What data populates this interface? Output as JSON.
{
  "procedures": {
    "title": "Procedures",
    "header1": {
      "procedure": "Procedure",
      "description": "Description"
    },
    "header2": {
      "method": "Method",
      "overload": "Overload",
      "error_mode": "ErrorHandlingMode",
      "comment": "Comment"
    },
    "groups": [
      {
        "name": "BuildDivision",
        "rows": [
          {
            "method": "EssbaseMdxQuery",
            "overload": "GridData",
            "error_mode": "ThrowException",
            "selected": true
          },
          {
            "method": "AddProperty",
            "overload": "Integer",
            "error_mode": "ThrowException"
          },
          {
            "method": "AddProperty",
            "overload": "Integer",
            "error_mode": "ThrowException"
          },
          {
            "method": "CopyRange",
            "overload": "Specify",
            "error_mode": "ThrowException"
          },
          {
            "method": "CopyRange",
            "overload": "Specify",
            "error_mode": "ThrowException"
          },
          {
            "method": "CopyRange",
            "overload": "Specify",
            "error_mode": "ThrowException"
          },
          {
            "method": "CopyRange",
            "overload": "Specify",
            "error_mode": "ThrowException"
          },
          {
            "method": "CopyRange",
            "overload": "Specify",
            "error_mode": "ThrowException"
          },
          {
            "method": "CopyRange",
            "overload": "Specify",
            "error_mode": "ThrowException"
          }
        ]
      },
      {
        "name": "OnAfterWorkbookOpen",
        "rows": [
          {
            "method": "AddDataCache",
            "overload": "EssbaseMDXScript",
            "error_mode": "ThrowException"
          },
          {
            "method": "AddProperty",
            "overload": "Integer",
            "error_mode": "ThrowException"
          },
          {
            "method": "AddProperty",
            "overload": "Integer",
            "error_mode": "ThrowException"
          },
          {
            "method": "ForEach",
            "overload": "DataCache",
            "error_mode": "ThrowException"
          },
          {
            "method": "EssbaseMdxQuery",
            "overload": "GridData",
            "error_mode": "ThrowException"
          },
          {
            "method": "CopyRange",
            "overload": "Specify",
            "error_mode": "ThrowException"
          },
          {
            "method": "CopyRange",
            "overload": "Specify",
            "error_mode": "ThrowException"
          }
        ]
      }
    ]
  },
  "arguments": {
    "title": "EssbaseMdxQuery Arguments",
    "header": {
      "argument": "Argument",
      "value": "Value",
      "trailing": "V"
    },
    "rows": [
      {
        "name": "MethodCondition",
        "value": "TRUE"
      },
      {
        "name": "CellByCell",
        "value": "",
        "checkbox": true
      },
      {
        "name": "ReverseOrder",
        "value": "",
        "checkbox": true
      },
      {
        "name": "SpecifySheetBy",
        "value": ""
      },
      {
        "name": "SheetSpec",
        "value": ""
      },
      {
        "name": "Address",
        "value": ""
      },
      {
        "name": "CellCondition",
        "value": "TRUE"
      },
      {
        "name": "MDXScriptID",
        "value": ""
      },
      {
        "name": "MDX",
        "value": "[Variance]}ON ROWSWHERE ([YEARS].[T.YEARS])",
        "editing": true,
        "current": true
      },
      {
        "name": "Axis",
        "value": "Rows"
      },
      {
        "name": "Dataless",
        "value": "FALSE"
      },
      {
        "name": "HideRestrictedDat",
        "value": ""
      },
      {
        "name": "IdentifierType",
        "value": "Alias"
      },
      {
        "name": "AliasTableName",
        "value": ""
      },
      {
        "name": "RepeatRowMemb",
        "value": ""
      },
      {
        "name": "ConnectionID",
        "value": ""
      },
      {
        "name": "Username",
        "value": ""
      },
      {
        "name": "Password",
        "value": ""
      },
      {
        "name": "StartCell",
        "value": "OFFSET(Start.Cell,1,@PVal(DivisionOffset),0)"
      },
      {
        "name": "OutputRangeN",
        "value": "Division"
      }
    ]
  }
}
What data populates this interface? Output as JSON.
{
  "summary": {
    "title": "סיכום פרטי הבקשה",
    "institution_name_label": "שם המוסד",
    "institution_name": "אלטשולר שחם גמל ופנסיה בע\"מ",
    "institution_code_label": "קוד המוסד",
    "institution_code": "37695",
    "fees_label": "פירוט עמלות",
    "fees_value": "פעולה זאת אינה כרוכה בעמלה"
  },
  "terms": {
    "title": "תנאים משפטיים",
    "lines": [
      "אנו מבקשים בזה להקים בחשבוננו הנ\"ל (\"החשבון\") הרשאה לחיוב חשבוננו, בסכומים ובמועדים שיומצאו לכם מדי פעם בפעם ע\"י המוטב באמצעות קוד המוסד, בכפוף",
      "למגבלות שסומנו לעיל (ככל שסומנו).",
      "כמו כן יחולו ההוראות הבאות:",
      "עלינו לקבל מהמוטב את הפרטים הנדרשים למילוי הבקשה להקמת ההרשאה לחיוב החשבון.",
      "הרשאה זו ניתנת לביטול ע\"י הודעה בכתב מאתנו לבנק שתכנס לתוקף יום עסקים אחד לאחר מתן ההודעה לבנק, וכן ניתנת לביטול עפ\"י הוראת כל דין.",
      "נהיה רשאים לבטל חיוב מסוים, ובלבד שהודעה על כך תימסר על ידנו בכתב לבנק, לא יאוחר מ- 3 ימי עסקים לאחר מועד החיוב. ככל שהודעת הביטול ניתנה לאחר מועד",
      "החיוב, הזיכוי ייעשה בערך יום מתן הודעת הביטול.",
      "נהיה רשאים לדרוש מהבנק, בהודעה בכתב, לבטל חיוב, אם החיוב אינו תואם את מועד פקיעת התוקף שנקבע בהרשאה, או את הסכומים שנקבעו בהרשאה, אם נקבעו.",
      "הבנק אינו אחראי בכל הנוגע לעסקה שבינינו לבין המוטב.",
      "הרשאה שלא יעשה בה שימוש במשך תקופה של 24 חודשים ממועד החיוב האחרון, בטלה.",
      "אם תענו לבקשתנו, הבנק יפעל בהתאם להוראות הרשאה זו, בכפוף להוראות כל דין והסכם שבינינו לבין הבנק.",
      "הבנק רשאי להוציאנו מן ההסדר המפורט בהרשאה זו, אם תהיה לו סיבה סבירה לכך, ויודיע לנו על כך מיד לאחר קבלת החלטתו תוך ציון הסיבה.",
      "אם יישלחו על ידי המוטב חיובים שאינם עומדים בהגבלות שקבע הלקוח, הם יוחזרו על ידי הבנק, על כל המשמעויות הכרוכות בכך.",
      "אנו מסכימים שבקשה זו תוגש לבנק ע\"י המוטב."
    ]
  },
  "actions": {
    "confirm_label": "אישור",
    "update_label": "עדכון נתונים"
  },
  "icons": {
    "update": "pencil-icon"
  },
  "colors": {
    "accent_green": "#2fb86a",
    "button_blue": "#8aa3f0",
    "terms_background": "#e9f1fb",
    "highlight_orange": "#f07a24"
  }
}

WHAT NEEDS TO BE DONE:
Return every line exactly.

ANSWER FOR THIS EXERCISE:
What data populates this interface? Output as JSON.
{
  "procedures": {
    "title": "Procedures",
    "header1": {
      "procedure": "Procedure",
      "description": "Description"
    },
    "header2": {
      "method": "Method",
      "overload": "Overload",
      "error_mode": "ErrorHandlingMode",
      "comment": "Comment"
    },
    "groups": [
      {
        "name": "BuildDivision",
        "rows": [
          {
            "method": "EssbaseMdxQuery",
            "overload": "GridData",
            "error_mode": "ThrowException",
            "selected": true
          },
          {
            "method": "AddProperty",
            "overload": "Integer",
            "error_mode": "ThrowException"
          },
          {
            "method": "AddProperty",
            "overload": "Integer",
            "error_mode": "ThrowException"
          },
          {
            "method": "CopyRange",
            "overload": "Specify",
            "error_mode": "ThrowException"
          },
          {
            "method": "CopyRange",
            "overload": "Specify",
            "error_mode": "ThrowException"
          },
          {
            "method": "CopyRange",
            "overload": "Specify",
            "error_mode": "ThrowException"
          },
          {
            "method": "CopyRange",
            "overload": "Specify",
            "error_mode": "ThrowException"
          },
          {
            "method": "CopyRange",
            "overload": "Specify",
            "error_mode": "ThrowException"
          },
          {
            "method": "CopyRange",
            "overload": "Specify",
            "error_mode": "ThrowException"
          }
        ]
      },
      {
        "name": "OnAfterWorkbookOpen",
        "rows": [
          {
            "method": "AddDataCache",
            "overload": "EssbaseMDXScript",
            "error_mode": "ThrowException"
          },
          {
            "method": "AddProperty",
            "overload": "Integer",
            "error_mode": "ThrowException"
          },
          {
            "method": "AddProperty",
            "overload": "Integer",
            "error_mode": "ThrowException"
          },
          {
            "method": "ForEach",
            "overload": "DataCache",
            "error_mode": "ThrowException"
          },
          {
            "method": "EssbaseMdxQuery",
            "overload": "GridData",
            "error_mode": "ThrowException"
          },
          {
            "method": "CopyRange",
            "overload": "Specify",
            "error_mode": "ThrowException"
          },
          {
            "method": "CopyRange",
            "overload": "Specify",
            "error_mode": "ThrowException"
          }
        ]
      }
    ]
  },
  "arguments": {
    "title": "EssbaseMdxQuery Arguments",
    "header": {
      "argument": "Argument",
      "value": "Value",
      "trailing": "V"
    },
    "rows": [
      {
        "name": "MethodCondition",
        "value": "TRUE"
      },
      {
        "name": "CellByCell",
        "value": "",
        "checkbox": true
      },
      {
        "name": "ReverseOrder",
        "value": "",
        "checkbox": true
      },
      {
        "name": "SpecifySheetBy",
        "value": ""
      },
      {
        "name": "SheetSpec",
        "value": ""
      },
      {
        "name": "Address",
        "value": ""
      },
      {
        "name": "CellCondition",
        "value": "TRUE"
      },
      {
        "name": "MDXScriptID",
        "value": ""
      },
      {
        "name": "MDX",
        "value": "[Variance]}ON ROWSWHERE ([YEARS].[T.YEARS])",
        "editing": true,
        "current": true
      },
      {
        "name": "Axis",
        "value": "Rows"
      },
      {
        "name": "Dataless",
        "value": "FALSE"
      },
      {
        "name": "HideRestrictedDat",
        "value": ""
      },
      {
        "name": "IdentifierType",
        "value": "Alias"
      },
      {
        "name": "AliasTableName",
        "value": ""
      },
      {
        "name": "RepeatRowMemb",
        "value": ""
      },
      {
        "name": "ConnectionID",
        "value": ""
      },
      {
        "name": "Username",
        "value": ""
      },
      {
        "name": "Password",
        "value": ""
      },
      {
        "name": "StartCell",
        "value": "OFFSET(Start.Cell,1,@PVal(DivisionOffset),0)"
      },
      {
        "name": "OutputRangeN",
        "value": "Division"
      }
    ]
  }
}
What data populates this interface? Output as JSON.
{
  "summary": {
    "title": "סיכום פרטי הבקשה",
    "institution_name_label": "שם המוסד",
    "institution_name": "אלטשולר שחם גמל ופנסיה בע\"מ",
    "institution_code_label": "קוד המוסד",
    "institution_code": "37695",
    "fees_label": "פירוט עמלות",
    "fees_value": "פעולה זאת אינה כרוכה בעמלה"
  },
  "terms": {
    "title": "תנאים משפטיים",
    "lines": [
      "אנו מבקשים בזה להקים בחשבוננו הנ\"ל (\"החשבון\") הרשאה לחיוב חשבוננו, בסכומים ובמועדים שיומצאו לכם מדי פעם בפעם ע\"י המוטב באמצעות קוד המוסד, בכפוף",
      "למגבלות שסומנו לעיל (ככל שסומנו).",
      "כמו כן יחולו ההוראות הבאות:",
      "עלינו לקבל מהמוטב את הפרטים הנדרשים למילוי הבקשה להקמת ההרשאה לחיוב החשבון.",
      "הרשאה זו ניתנת לביטול ע\"י הודעה בכתב מאתנו לבנק שתכנס לתוקף יום עסקים אחד לאחר מתן ההודעה לבנק, וכן ניתנת לביטול עפ\"י הוראת כל דין.",
      "נהיה רשאים לבטל חיוב מסוים, ובלבד שהודעה על כך תימסר על ידנו בכתב לבנק, לא יאוחר מ- 3 ימי עסקים לאחר מועד החיוב. ככל שהודעת הביטול ניתנה לאחר מועד",
      "החיוב, הזיכוי ייעשה בערך יום מתן הודעת הביטול.",
      "נהיה רשאים לדרוש מהבנק, בהודעה בכתב, לבטל חיוב, אם החיוב אינו תואם את מועד פקיעת התוקף שנקבע בהרשאה, או את הסכומים שנקבעו בהרשאה, אם נקבעו.",
      "הבנק אינו אחראי בכל הנוגע לעסקה שבינינו לבין המוטב.",
      "הרשאה שלא יעשה בה שימוש במשך תקופה של 24 חודשים ממועד החיוב האחרון, בטלה.",
      "אם תענו לבקשתנו, הבנק יפעל בהתאם להוראות הרשאה זו, בכפוף להוראות כל דין והסכם שבינינו לבין הבנק.",
      "הבנק רשאי להוציאנו מן ההסדר המפורט בהרשאה זו, אם תהיה לו סיבה סבירה לכך, ויודיע לנו על כך מיד לאחר קבלת החלטתו תוך ציון הסיבה.",
      "אם יישלחו על ידי המוטב חיובים שאינם עומדים בהגבלות שקבע הלקוח, הם יוחזרו על ידי הבנק, על כל המשמעויות הכרוכות בכך.",
      "אנו מסכימים שבקשה זו תוגש לבנק ע\"י המוטב."
    ]
  },
  "actions": {
    "confirm_label": "אישור",
    "update_label": "עדכון נתונים"
  },
  "icons": {
    "update": "pencil-icon"
  },
  "colors": {
    "accent_green": "#2fb86a",
    "button_blue": "#8aa3f0",
    "terms_background": "#e9f1fb",
    "highlight_orange": "#f07a24"
  }
}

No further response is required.